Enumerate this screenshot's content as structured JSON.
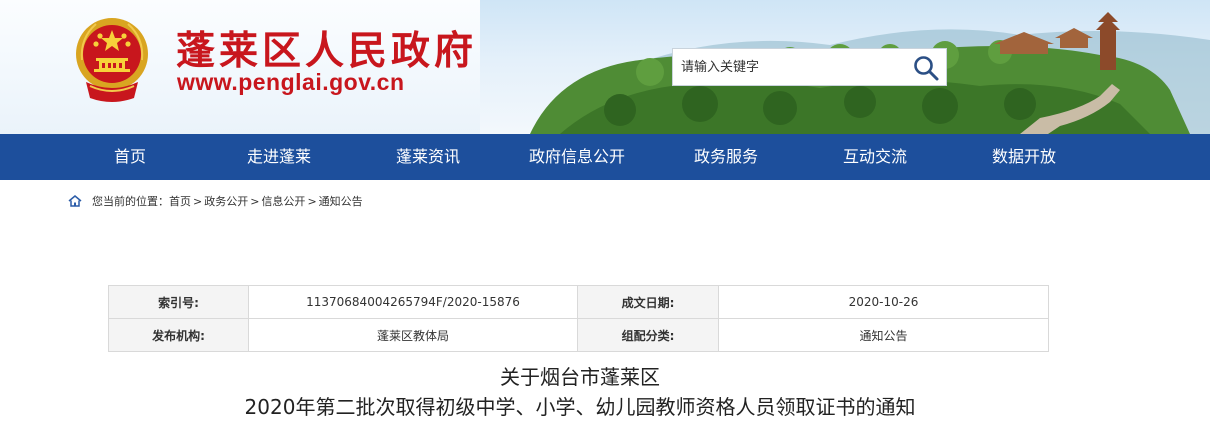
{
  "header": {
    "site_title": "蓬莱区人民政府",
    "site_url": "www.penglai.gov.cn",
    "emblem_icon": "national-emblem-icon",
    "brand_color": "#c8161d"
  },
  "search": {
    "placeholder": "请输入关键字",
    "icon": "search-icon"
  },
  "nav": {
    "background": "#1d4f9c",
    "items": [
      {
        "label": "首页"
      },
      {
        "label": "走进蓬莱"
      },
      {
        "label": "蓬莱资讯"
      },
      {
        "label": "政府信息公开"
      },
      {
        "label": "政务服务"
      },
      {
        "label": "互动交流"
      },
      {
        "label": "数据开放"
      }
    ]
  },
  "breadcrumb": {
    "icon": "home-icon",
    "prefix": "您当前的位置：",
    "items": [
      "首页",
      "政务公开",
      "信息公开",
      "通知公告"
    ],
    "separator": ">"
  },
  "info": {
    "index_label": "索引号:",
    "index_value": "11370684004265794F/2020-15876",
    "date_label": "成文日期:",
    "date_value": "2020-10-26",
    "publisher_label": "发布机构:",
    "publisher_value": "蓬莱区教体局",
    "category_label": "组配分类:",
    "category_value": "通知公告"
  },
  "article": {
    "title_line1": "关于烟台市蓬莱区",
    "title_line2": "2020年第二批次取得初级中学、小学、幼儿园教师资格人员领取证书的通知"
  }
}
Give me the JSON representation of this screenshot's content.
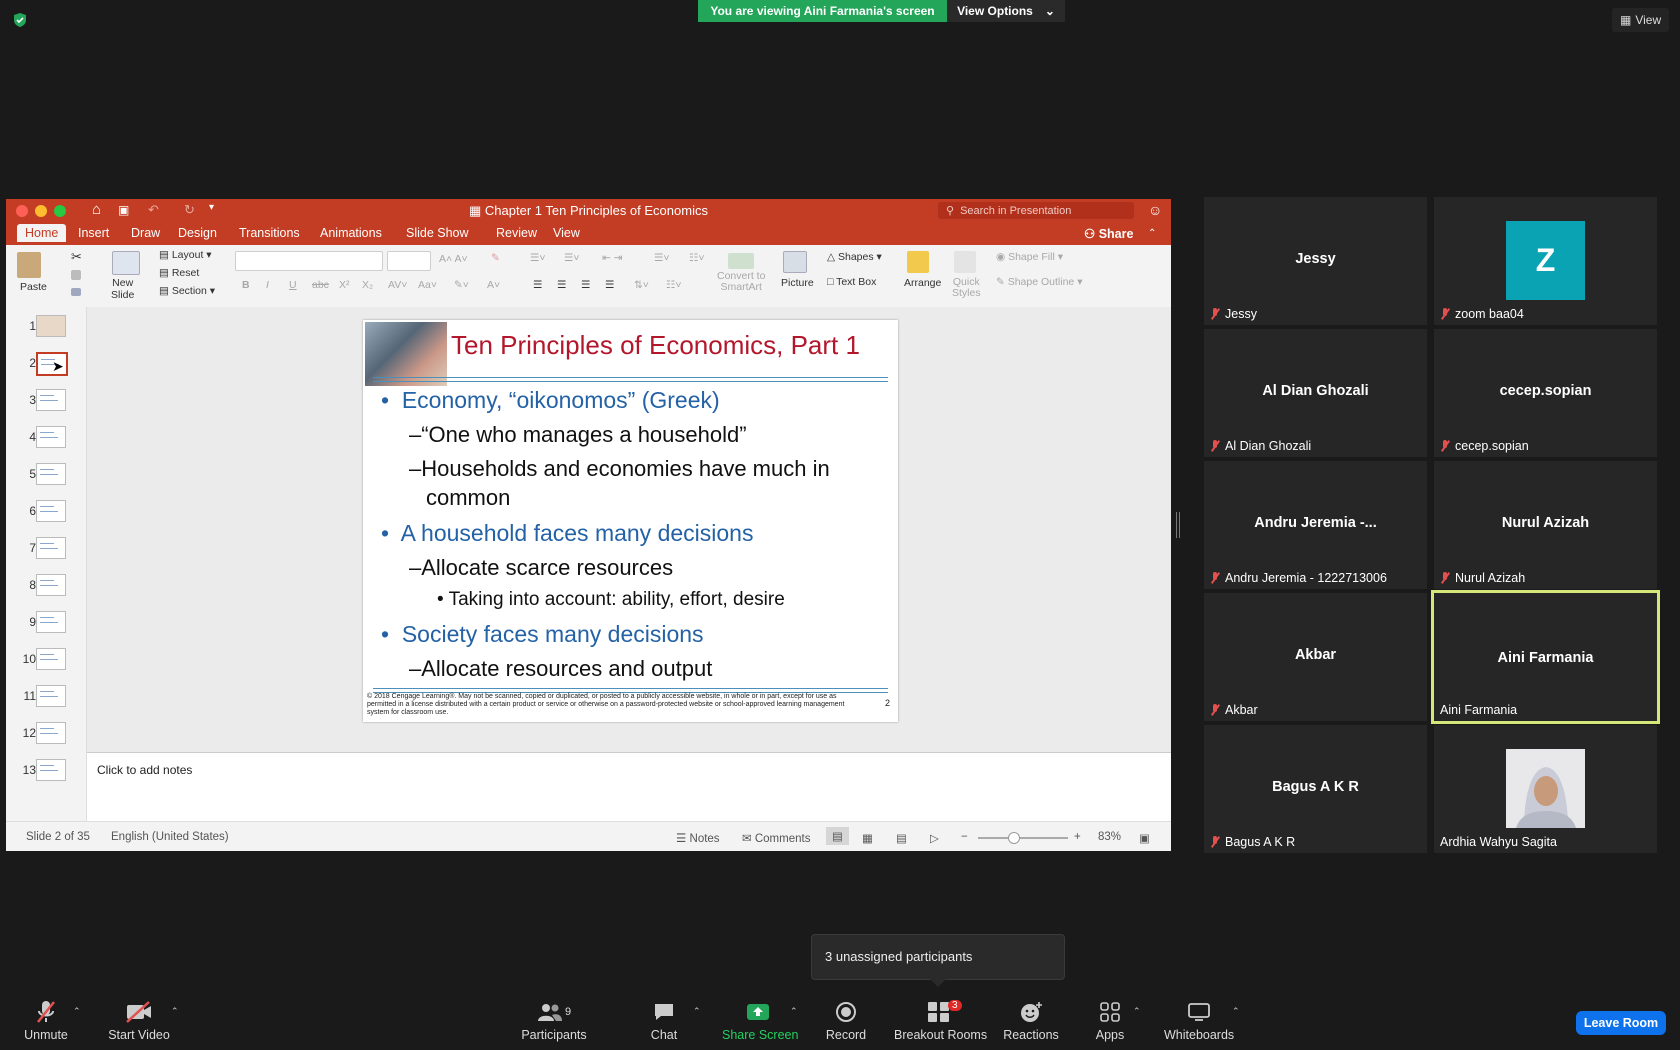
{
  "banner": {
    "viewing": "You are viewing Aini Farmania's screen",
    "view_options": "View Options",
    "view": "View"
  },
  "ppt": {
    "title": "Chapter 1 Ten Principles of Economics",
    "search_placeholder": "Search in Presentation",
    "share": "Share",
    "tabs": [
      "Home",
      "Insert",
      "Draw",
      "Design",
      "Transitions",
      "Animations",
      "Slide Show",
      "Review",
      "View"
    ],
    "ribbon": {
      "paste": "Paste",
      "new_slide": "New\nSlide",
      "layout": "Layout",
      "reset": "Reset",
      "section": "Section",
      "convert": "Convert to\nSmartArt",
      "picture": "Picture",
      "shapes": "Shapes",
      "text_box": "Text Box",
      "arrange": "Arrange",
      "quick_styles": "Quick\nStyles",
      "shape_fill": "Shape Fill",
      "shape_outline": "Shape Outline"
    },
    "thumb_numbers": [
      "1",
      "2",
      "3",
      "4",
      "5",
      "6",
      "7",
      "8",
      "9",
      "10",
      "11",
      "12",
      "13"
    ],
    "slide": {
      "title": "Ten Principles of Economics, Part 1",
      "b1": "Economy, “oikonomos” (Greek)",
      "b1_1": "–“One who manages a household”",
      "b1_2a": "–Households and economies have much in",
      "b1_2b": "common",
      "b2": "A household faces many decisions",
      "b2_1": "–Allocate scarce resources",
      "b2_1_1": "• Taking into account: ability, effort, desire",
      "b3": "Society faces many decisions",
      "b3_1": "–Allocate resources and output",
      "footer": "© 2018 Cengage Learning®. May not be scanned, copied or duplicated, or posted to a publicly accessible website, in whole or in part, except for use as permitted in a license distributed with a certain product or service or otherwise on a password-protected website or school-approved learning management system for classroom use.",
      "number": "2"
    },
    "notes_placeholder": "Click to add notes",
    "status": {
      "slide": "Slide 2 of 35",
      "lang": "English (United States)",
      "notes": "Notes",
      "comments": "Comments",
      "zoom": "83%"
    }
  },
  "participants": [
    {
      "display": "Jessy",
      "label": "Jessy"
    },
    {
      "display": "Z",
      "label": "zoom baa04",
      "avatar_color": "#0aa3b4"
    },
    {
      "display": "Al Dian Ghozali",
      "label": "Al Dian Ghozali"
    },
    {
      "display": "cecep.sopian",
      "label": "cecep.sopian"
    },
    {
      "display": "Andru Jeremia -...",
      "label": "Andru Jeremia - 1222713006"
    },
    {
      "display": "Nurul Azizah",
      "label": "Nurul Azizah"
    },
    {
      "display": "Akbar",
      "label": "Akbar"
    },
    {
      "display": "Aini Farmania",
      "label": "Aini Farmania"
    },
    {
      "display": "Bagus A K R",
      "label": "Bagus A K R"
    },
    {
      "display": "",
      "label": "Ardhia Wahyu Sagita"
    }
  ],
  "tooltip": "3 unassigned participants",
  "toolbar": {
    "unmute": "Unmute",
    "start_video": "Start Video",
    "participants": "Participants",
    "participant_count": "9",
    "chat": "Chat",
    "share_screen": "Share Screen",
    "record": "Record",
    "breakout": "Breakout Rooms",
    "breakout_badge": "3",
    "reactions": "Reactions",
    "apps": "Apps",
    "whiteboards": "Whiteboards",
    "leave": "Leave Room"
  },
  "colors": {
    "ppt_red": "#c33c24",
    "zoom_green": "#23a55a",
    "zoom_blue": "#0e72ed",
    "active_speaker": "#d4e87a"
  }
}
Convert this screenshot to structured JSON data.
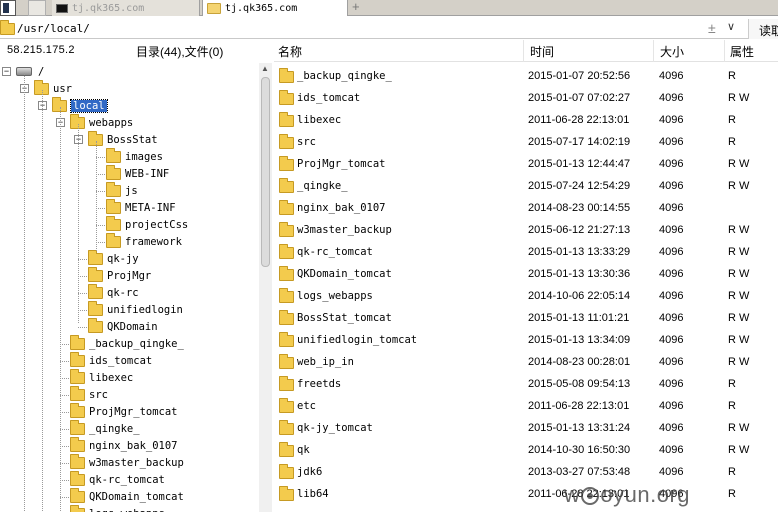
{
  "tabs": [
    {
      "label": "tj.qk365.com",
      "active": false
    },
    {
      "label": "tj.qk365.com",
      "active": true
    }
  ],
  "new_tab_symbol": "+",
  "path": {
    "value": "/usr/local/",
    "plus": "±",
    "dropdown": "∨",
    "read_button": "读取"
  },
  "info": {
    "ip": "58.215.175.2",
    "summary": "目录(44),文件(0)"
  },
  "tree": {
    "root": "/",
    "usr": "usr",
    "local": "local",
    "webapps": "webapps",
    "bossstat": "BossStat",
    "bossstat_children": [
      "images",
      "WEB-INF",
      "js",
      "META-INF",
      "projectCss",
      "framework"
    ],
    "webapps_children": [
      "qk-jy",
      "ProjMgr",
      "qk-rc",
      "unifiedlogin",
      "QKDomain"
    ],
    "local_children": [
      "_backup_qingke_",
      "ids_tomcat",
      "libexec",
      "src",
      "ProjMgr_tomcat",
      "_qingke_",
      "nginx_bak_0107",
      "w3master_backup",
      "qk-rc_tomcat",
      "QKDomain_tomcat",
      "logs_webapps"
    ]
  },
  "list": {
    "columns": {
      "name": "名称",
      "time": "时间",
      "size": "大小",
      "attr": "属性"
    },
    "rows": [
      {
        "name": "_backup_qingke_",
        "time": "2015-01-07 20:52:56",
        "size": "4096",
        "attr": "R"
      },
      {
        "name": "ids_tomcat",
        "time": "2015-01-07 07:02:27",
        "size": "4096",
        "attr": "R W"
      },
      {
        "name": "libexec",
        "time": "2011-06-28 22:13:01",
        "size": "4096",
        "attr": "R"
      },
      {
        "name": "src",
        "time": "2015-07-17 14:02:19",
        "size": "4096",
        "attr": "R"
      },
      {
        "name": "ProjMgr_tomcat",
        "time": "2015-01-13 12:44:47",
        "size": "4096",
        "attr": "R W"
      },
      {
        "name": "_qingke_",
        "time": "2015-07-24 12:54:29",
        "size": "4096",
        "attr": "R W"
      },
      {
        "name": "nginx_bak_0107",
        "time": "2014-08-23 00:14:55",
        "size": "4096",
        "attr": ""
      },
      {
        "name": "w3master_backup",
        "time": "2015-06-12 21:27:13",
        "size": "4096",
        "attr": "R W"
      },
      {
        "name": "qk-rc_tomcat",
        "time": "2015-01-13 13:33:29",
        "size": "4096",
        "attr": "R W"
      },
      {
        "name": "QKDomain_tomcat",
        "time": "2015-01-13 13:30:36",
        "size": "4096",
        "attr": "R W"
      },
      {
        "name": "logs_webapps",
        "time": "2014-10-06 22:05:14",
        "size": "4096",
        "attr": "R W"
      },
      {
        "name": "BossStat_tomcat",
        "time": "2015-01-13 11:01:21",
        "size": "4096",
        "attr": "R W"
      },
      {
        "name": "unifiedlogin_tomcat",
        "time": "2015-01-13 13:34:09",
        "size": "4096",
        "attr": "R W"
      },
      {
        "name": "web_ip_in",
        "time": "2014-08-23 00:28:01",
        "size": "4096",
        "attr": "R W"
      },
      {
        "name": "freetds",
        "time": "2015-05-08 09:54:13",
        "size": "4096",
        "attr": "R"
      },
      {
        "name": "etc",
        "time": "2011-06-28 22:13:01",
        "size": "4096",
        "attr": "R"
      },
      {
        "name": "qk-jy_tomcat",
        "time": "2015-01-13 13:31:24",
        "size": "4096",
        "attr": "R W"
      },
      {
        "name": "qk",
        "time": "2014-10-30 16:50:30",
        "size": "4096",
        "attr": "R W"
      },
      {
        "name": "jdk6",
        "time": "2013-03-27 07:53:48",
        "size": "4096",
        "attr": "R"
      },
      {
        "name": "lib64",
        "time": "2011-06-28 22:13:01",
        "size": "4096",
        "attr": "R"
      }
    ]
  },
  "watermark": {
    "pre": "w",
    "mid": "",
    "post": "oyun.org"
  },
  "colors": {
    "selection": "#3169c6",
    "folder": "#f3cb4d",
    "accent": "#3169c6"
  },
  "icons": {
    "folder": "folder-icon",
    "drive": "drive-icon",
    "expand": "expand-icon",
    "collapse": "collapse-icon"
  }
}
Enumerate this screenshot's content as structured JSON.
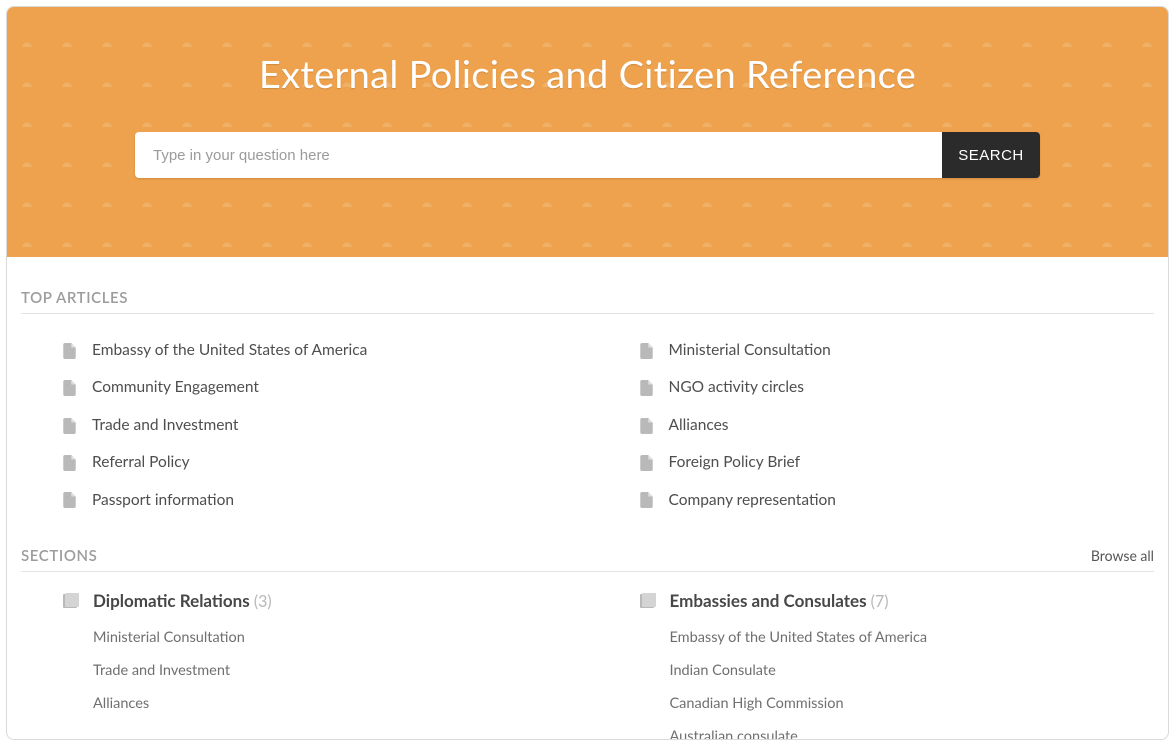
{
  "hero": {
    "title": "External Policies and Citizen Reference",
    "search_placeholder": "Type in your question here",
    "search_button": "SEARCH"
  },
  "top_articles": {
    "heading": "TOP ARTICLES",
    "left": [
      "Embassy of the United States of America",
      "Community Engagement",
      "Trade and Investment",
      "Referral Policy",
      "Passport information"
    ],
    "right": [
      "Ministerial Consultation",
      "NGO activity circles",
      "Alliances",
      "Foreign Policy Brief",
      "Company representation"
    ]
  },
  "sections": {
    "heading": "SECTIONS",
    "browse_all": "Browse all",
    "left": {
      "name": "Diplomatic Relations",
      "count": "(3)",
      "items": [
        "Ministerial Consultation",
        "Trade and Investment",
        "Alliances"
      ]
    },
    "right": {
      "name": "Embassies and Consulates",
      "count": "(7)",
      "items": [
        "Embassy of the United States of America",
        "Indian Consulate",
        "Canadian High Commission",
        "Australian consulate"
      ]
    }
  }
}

_Exercise description_
Extract lines where the string "Nurul" occurs.

_Answer below_
      "display": "Nurul Azizah",
      "label": "Nurul Azizah"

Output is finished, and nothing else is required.